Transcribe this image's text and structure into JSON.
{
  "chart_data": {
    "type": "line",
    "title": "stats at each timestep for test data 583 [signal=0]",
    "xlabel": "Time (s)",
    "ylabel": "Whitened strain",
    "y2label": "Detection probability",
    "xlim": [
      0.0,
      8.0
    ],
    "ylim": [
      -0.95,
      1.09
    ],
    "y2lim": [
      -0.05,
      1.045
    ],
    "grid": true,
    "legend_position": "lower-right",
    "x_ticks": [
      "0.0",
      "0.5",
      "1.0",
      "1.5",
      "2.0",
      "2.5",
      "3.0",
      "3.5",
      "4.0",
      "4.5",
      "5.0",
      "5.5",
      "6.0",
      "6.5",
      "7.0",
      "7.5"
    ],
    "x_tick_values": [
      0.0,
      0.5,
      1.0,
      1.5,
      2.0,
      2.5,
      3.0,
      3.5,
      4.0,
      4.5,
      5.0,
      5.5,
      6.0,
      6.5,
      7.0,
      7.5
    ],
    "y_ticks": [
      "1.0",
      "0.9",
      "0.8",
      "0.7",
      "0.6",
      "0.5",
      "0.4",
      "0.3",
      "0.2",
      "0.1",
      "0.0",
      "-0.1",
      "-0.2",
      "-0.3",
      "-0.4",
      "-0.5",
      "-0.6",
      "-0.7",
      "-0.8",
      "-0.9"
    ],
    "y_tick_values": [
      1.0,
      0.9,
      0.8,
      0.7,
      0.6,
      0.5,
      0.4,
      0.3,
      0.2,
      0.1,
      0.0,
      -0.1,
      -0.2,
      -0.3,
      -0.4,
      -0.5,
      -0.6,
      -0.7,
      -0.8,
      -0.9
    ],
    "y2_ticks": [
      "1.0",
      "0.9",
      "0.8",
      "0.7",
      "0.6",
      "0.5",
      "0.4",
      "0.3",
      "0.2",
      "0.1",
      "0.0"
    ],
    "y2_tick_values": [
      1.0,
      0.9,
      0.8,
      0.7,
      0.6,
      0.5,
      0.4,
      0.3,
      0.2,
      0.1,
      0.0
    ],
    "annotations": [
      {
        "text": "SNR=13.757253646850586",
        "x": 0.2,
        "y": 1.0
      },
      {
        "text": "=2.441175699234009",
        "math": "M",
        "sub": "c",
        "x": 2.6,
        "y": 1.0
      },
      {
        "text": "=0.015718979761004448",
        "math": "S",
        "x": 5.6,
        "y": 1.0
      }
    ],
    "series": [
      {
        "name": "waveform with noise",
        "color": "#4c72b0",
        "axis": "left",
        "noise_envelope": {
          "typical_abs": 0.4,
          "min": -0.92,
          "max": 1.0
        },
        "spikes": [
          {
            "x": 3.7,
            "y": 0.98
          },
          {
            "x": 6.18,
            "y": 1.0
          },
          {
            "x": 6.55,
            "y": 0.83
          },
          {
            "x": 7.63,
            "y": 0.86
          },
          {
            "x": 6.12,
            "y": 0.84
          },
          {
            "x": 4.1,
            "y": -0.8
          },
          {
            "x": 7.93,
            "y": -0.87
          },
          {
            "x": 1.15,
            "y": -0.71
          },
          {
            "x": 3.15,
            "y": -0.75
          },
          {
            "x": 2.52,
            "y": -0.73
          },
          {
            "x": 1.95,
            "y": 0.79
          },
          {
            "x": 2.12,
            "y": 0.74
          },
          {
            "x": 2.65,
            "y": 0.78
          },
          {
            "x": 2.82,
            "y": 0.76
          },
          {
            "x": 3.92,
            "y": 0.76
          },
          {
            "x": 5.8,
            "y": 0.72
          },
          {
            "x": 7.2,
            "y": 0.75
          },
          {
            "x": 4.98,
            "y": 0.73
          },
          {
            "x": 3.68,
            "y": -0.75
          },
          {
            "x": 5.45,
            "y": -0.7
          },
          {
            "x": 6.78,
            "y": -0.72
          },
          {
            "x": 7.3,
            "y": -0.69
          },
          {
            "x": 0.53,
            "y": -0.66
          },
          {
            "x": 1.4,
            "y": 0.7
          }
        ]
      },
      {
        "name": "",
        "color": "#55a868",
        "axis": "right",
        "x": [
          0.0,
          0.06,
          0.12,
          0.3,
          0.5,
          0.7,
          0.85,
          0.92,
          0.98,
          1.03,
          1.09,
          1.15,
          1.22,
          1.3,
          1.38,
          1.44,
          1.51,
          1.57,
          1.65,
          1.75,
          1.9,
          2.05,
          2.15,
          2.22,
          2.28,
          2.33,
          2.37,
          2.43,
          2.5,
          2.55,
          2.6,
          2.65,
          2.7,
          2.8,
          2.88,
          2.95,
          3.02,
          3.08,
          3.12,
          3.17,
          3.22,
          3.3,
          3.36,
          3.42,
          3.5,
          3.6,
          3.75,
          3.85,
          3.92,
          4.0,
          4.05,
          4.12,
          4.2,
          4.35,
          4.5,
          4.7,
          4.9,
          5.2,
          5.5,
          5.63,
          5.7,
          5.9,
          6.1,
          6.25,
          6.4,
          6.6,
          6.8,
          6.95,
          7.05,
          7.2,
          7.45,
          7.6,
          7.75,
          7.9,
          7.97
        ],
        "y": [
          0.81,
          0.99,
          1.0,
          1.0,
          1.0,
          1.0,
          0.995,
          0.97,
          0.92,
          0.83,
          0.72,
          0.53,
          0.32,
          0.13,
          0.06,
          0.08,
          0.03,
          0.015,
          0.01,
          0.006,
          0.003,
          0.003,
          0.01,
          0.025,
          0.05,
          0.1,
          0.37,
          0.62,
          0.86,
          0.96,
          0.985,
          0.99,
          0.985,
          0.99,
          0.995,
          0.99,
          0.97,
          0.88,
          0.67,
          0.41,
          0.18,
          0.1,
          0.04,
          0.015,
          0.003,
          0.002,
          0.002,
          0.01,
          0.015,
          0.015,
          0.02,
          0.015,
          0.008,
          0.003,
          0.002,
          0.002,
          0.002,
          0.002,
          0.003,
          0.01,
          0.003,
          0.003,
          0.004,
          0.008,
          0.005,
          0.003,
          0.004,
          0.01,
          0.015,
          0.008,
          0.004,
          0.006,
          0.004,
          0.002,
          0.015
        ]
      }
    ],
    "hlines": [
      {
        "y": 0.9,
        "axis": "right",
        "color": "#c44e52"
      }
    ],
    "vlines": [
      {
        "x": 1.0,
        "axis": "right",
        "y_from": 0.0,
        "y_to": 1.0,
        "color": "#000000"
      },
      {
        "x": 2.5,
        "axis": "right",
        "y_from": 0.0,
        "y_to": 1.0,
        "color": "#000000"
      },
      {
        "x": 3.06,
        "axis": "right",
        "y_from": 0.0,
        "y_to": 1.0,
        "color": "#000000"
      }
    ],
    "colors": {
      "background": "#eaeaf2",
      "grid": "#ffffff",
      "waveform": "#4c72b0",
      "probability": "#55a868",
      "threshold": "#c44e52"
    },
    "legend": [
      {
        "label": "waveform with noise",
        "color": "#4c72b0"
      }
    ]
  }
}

Task instructions :: Copy out every line of the listing that includes the string "waveform".

Finished answer ::
        "name": "waveform with noise",
      "waveform": "#4c72b0",
        "label": "waveform with noise",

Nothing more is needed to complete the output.